### WHAT YOU SHOULD DO
Check every line below for the string "النبي", and copy the lines that contain it.

□ □ □ □ □

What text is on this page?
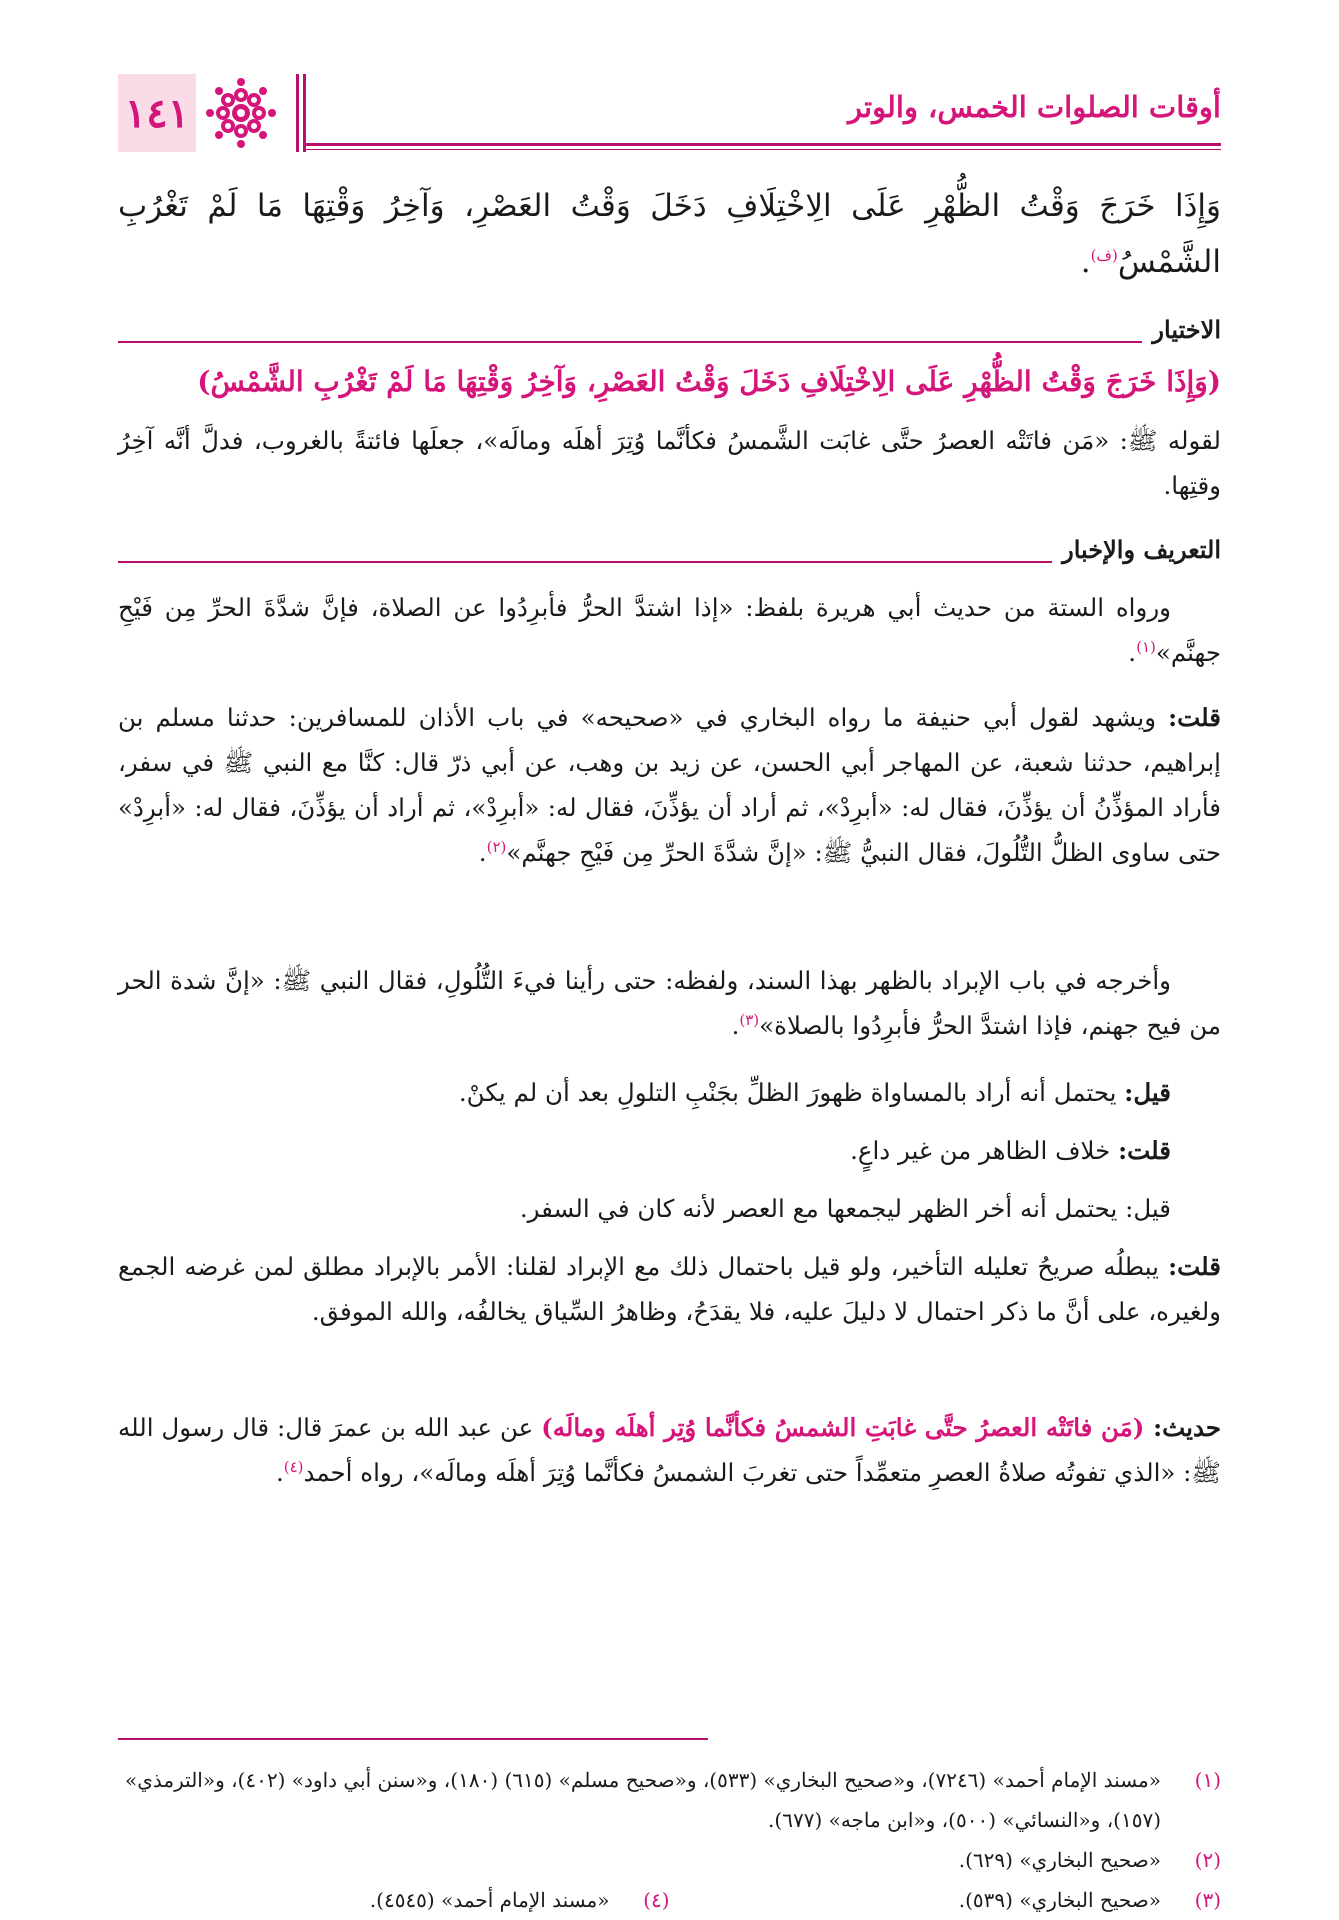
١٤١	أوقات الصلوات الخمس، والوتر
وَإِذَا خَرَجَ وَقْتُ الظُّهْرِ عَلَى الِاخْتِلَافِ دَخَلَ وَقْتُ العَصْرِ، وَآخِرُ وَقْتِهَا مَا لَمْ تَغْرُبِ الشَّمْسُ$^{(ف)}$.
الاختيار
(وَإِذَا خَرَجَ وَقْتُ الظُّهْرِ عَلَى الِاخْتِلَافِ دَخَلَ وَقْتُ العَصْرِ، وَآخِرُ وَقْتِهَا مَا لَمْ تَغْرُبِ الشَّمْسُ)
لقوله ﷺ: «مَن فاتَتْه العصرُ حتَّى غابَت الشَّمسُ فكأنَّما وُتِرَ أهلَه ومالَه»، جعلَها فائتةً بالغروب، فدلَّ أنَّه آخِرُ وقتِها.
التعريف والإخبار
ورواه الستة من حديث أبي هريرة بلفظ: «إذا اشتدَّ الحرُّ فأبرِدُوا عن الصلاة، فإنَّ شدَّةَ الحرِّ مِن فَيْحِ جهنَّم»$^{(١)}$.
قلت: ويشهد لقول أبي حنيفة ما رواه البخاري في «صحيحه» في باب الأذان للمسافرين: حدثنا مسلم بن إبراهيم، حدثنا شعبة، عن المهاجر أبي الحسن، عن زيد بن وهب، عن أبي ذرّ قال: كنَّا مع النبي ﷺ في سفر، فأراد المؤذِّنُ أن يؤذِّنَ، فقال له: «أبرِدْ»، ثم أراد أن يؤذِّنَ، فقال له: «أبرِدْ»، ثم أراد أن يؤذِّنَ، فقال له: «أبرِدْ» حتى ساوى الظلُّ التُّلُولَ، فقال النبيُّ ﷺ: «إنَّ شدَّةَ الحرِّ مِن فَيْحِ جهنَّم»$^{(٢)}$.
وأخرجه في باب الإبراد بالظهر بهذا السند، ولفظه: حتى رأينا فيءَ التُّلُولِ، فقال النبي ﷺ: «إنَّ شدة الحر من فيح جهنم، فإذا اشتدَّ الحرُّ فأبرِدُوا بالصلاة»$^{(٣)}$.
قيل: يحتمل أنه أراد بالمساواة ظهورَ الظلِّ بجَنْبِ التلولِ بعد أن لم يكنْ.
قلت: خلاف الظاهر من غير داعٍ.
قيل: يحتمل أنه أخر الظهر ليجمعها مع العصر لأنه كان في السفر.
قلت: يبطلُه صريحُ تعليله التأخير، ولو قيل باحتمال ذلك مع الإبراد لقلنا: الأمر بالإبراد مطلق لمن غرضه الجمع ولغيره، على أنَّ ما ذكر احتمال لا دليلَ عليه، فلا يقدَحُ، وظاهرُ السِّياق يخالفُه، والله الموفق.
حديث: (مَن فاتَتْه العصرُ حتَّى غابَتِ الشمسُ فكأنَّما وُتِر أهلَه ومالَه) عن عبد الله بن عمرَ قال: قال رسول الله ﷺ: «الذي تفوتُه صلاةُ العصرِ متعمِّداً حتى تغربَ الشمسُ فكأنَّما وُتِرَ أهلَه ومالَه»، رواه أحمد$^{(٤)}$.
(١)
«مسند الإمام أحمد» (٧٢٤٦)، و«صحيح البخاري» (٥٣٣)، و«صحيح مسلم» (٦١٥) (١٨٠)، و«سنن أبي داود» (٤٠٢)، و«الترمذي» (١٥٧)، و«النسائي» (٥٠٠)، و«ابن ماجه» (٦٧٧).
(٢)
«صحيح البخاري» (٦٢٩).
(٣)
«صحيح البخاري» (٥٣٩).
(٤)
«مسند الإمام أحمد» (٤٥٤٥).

□ □ □ □ □

### OUTPUT OF THE EXERCISE
قلت: ويشهد لقول أبي حنيفة ما رواه البخاري في «صحيحه» في باب الأذان للمسافرين: حدثنا مسلم بن إبراهيم، حدثنا شعبة، عن المهاجر أبي الحسن، عن زيد بن وهب، عن أبي ذرّ قال: كنَّا مع النبي ﷺ في سفر، فأراد المؤذِّنُ أن يؤذِّنَ، فقال له: «أبرِدْ»، ثم أراد أن يؤذِّنَ، فقال له: «أبرِدْ»، ثم أراد أن يؤذِّنَ، فقال له: «أبرِدْ» حتى ساوى الظلُّ التُّلُولَ، فقال النبيُّ ﷺ: «إنَّ شدَّةَ الحرِّ مِن فَيْحِ جهنَّم»$^{(٢)}$.
وأخرجه في باب الإبراد بالظهر بهذا السند، ولفظه: حتى رأينا فيءَ التُّلُولِ، فقال النبي ﷺ: «إنَّ شدة الحر من فيح جهنم، فإذا اشتدَّ الحرُّ فأبرِدُوا بالصلاة»$^{(٣)}$.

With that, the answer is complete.